▸ **Task details**:
Collect every line that includes the string "JSON".

▽

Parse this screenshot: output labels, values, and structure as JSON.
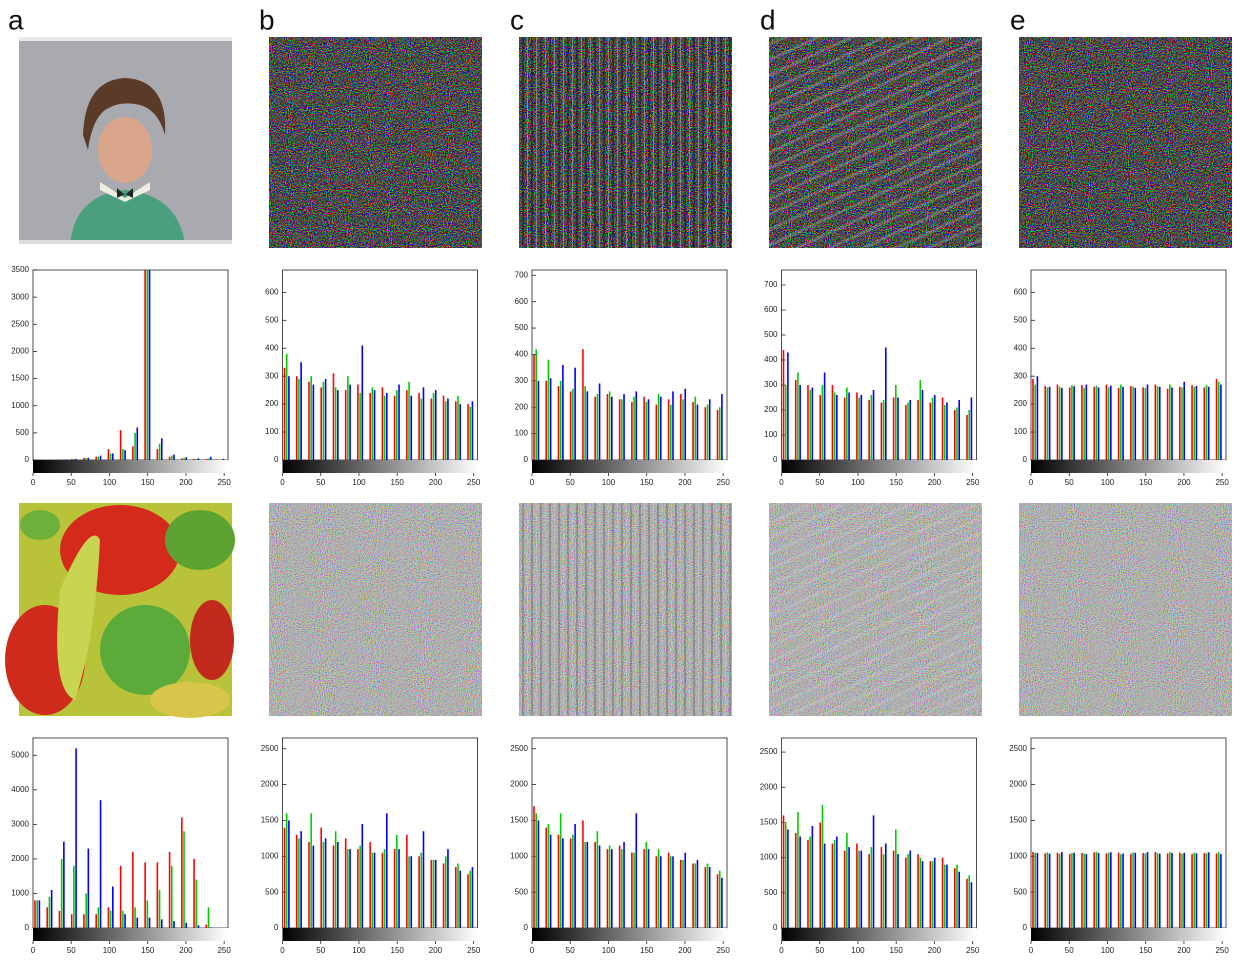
{
  "panel_labels": [
    "a",
    "b",
    "c",
    "d",
    "e"
  ],
  "chart_data": [
    {
      "type": "bar",
      "x": [
        0,
        16,
        32,
        48,
        64,
        80,
        96,
        112,
        128,
        144,
        160,
        176,
        192,
        208,
        224,
        240
      ],
      "xlim": [
        0,
        255
      ],
      "xticks": [
        0,
        50,
        100,
        150,
        200,
        250
      ],
      "ylim": [
        0,
        3500
      ],
      "yticks": [
        0,
        500,
        1000,
        1500,
        2000,
        2500,
        3000,
        3500
      ],
      "series": [
        {
          "color": "#ff0000",
          "values": [
            0,
            5,
            10,
            20,
            40,
            60,
            200,
            550,
            250,
            3500,
            200,
            60,
            30,
            20,
            20,
            10
          ]
        },
        {
          "color": "#00cc00",
          "values": [
            0,
            5,
            10,
            20,
            40,
            60,
            120,
            200,
            500,
            3500,
            300,
            80,
            40,
            20,
            30,
            10
          ]
        },
        {
          "color": "#0000ff",
          "values": [
            0,
            5,
            10,
            20,
            40,
            80,
            120,
            180,
            600,
            3500,
            400,
            100,
            50,
            30,
            60,
            20
          ]
        }
      ]
    },
    {
      "type": "bar",
      "x": [
        0,
        16,
        32,
        48,
        64,
        80,
        96,
        112,
        128,
        144,
        160,
        176,
        192,
        208,
        224,
        240
      ],
      "xlim": [
        0,
        255
      ],
      "xticks": [
        0,
        50,
        100,
        150,
        200,
        250
      ],
      "ylim": [
        0,
        680
      ],
      "yticks": [
        0,
        100,
        200,
        300,
        400,
        500,
        600
      ],
      "series": [
        {
          "color": "#ff0000",
          "values": [
            330,
            300,
            280,
            260,
            310,
            250,
            270,
            240,
            260,
            230,
            250,
            240,
            220,
            230,
            210,
            200
          ]
        },
        {
          "color": "#00cc00",
          "values": [
            380,
            290,
            300,
            280,
            260,
            300,
            240,
            260,
            230,
            250,
            280,
            220,
            240,
            210,
            230,
            190
          ]
        },
        {
          "color": "#0000ff",
          "values": [
            300,
            350,
            270,
            290,
            250,
            270,
            410,
            250,
            240,
            270,
            230,
            260,
            250,
            220,
            200,
            210
          ]
        }
      ]
    },
    {
      "type": "bar",
      "x": [
        0,
        16,
        32,
        48,
        64,
        80,
        96,
        112,
        128,
        144,
        160,
        176,
        192,
        208,
        224,
        240
      ],
      "xlim": [
        0,
        255
      ],
      "xticks": [
        0,
        50,
        100,
        150,
        200,
        250
      ],
      "ylim": [
        0,
        720
      ],
      "yticks": [
        0,
        100,
        200,
        300,
        400,
        500,
        600,
        700
      ],
      "series": [
        {
          "color": "#ff0000",
          "values": [
            400,
            300,
            280,
            260,
            420,
            240,
            250,
            230,
            220,
            240,
            210,
            230,
            250,
            220,
            200,
            190
          ]
        },
        {
          "color": "#00cc00",
          "values": [
            420,
            380,
            300,
            270,
            280,
            250,
            260,
            230,
            240,
            220,
            250,
            210,
            230,
            240,
            210,
            200
          ]
        },
        {
          "color": "#0000ff",
          "values": [
            300,
            310,
            360,
            350,
            260,
            290,
            240,
            250,
            260,
            230,
            240,
            260,
            270,
            210,
            230,
            250
          ]
        }
      ]
    },
    {
      "type": "bar",
      "x": [
        0,
        16,
        32,
        48,
        64,
        80,
        96,
        112,
        128,
        144,
        160,
        176,
        192,
        208,
        224,
        240
      ],
      "xlim": [
        0,
        255
      ],
      "xticks": [
        0,
        50,
        100,
        150,
        200,
        250
      ],
      "ylim": [
        0,
        760
      ],
      "yticks": [
        0,
        100,
        200,
        300,
        400,
        500,
        600,
        700
      ],
      "series": [
        {
          "color": "#ff0000",
          "values": [
            440,
            320,
            300,
            260,
            300,
            250,
            270,
            240,
            230,
            250,
            220,
            240,
            230,
            250,
            200,
            180
          ]
        },
        {
          "color": "#00cc00",
          "values": [
            300,
            350,
            280,
            300,
            270,
            290,
            250,
            260,
            240,
            300,
            230,
            320,
            250,
            220,
            210,
            200
          ]
        },
        {
          "color": "#0000ff",
          "values": [
            430,
            300,
            290,
            350,
            260,
            270,
            260,
            280,
            450,
            250,
            240,
            280,
            260,
            230,
            240,
            250
          ]
        }
      ]
    },
    {
      "type": "bar",
      "x": [
        0,
        16,
        32,
        48,
        64,
        80,
        96,
        112,
        128,
        144,
        160,
        176,
        192,
        208,
        224,
        240
      ],
      "xlim": [
        0,
        255
      ],
      "xticks": [
        0,
        50,
        100,
        150,
        200,
        250
      ],
      "ylim": [
        0,
        680
      ],
      "yticks": [
        0,
        100,
        200,
        300,
        400,
        500,
        600
      ],
      "series": [
        {
          "color": "#ff0000",
          "values": [
            290,
            265,
            270,
            260,
            268,
            262,
            270,
            258,
            265,
            260,
            270,
            255,
            262,
            268,
            260,
            290
          ]
        },
        {
          "color": "#00cc00",
          "values": [
            270,
            260,
            262,
            268,
            258,
            266,
            260,
            270,
            262,
            258,
            264,
            270,
            260,
            262,
            268,
            280
          ]
        },
        {
          "color": "#0000ff",
          "values": [
            300,
            262,
            258,
            264,
            270,
            260,
            266,
            262,
            258,
            270,
            262,
            260,
            280,
            265,
            262,
            270
          ]
        }
      ]
    },
    {
      "type": "bar",
      "x": [
        0,
        16,
        32,
        48,
        64,
        80,
        96,
        112,
        128,
        144,
        160,
        176,
        192,
        208,
        224,
        240
      ],
      "xlim": [
        0,
        255
      ],
      "xticks": [
        0,
        50,
        100,
        150,
        200,
        250
      ],
      "ylim": [
        0,
        5500
      ],
      "yticks": [
        0,
        1000,
        2000,
        3000,
        4000,
        5000
      ],
      "series": [
        {
          "color": "#ff0000",
          "values": [
            800,
            600,
            500,
            400,
            400,
            400,
            600,
            1800,
            2200,
            1900,
            1900,
            2200,
            3200,
            2000,
            100,
            0
          ]
        },
        {
          "color": "#00cc00",
          "values": [
            800,
            900,
            2000,
            1800,
            1000,
            600,
            500,
            500,
            600,
            800,
            1100,
            1800,
            2800,
            1400,
            600,
            0
          ]
        },
        {
          "color": "#0000ff",
          "values": [
            800,
            1100,
            2500,
            5200,
            2300,
            3700,
            1200,
            400,
            300,
            300,
            250,
            200,
            150,
            80,
            20,
            0
          ]
        }
      ]
    },
    {
      "type": "bar",
      "x": [
        0,
        16,
        32,
        48,
        64,
        80,
        96,
        112,
        128,
        144,
        160,
        176,
        192,
        208,
        224,
        240
      ],
      "xlim": [
        0,
        255
      ],
      "xticks": [
        0,
        50,
        100,
        150,
        200,
        250
      ],
      "ylim": [
        0,
        2650
      ],
      "yticks": [
        0,
        500,
        1000,
        1500,
        2000,
        2500
      ],
      "series": [
        {
          "color": "#ff0000",
          "values": [
            1400,
            1300,
            1200,
            1400,
            1150,
            1250,
            1100,
            1200,
            1050,
            1100,
            1300,
            1000,
            950,
            900,
            850,
            750
          ]
        },
        {
          "color": "#00cc00",
          "values": [
            1600,
            1250,
            1600,
            1200,
            1350,
            1100,
            1150,
            1050,
            1100,
            1300,
            1000,
            1050,
            950,
            1000,
            900,
            800
          ]
        },
        {
          "color": "#0000ff",
          "values": [
            1500,
            1350,
            1150,
            1250,
            1200,
            1100,
            1450,
            1050,
            1600,
            1100,
            1000,
            1350,
            950,
            1100,
            800,
            850
          ]
        }
      ]
    },
    {
      "type": "bar",
      "x": [
        0,
        16,
        32,
        48,
        64,
        80,
        96,
        112,
        128,
        144,
        160,
        176,
        192,
        208,
        224,
        240
      ],
      "xlim": [
        0,
        255
      ],
      "xticks": [
        0,
        50,
        100,
        150,
        200,
        250
      ],
      "ylim": [
        0,
        2650
      ],
      "yticks": [
        0,
        500,
        1000,
        1500,
        2000,
        2500
      ],
      "series": [
        {
          "color": "#ff0000",
          "values": [
            1700,
            1400,
            1300,
            1250,
            1500,
            1200,
            1100,
            1150,
            1050,
            1100,
            1000,
            1050,
            950,
            900,
            850,
            750
          ]
        },
        {
          "color": "#00cc00",
          "values": [
            1600,
            1450,
            1600,
            1300,
            1200,
            1350,
            1150,
            1100,
            1050,
            1200,
            1100,
            1000,
            950,
            900,
            900,
            800
          ]
        },
        {
          "color": "#0000ff",
          "values": [
            1500,
            1300,
            1250,
            1450,
            1200,
            1150,
            1100,
            1200,
            1600,
            1100,
            1000,
            1000,
            1050,
            950,
            850,
            700
          ]
        }
      ]
    },
    {
      "type": "bar",
      "x": [
        0,
        16,
        32,
        48,
        64,
        80,
        96,
        112,
        128,
        144,
        160,
        176,
        192,
        208,
        224,
        240
      ],
      "xlim": [
        0,
        255
      ],
      "xticks": [
        0,
        50,
        100,
        150,
        200,
        250
      ],
      "ylim": [
        0,
        2700
      ],
      "yticks": [
        0,
        500,
        1000,
        1500,
        2000,
        2500
      ],
      "series": [
        {
          "color": "#ff0000",
          "values": [
            1600,
            1350,
            1250,
            1500,
            1200,
            1100,
            1200,
            1050,
            1150,
            1100,
            1000,
            1050,
            950,
            1000,
            850,
            700
          ]
        },
        {
          "color": "#00cc00",
          "values": [
            1500,
            1650,
            1300,
            1750,
            1250,
            1350,
            1100,
            1150,
            1050,
            1400,
            1050,
            1000,
            950,
            900,
            900,
            750
          ]
        },
        {
          "color": "#0000ff",
          "values": [
            1400,
            1300,
            1450,
            1200,
            1300,
            1150,
            1100,
            1600,
            1200,
            1050,
            1100,
            950,
            1000,
            900,
            800,
            650
          ]
        }
      ]
    },
    {
      "type": "bar",
      "x": [
        0,
        16,
        32,
        48,
        64,
        80,
        96,
        112,
        128,
        144,
        160,
        176,
        192,
        208,
        224,
        240
      ],
      "xlim": [
        0,
        255
      ],
      "xticks": [
        0,
        50,
        100,
        150,
        200,
        250
      ],
      "ylim": [
        0,
        2650
      ],
      "yticks": [
        0,
        500,
        1000,
        1500,
        2000,
        2500
      ],
      "series": [
        {
          "color": "#ff0000",
          "values": [
            1060,
            1040,
            1050,
            1030,
            1045,
            1055,
            1040,
            1050,
            1035,
            1045,
            1060,
            1040,
            1050,
            1030,
            1045,
            1040
          ]
        },
        {
          "color": "#00cc00",
          "values": [
            1050,
            1055,
            1035,
            1045,
            1040,
            1060,
            1050,
            1030,
            1055,
            1040,
            1045,
            1060,
            1035,
            1050,
            1040,
            1055
          ]
        },
        {
          "color": "#0000ff",
          "values": [
            1045,
            1035,
            1060,
            1050,
            1030,
            1045,
            1055,
            1040,
            1050,
            1060,
            1035,
            1045,
            1050,
            1040,
            1055,
            1030
          ]
        }
      ]
    }
  ]
}
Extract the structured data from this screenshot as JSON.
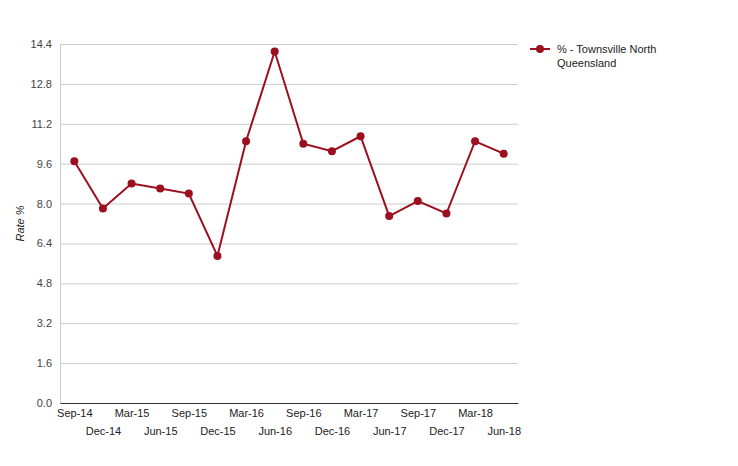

△

▸ **Finished answer**:
Parse this screenshot: output labels, values, and structure as JSON.
Extract the structured data from this screenshot as JSON.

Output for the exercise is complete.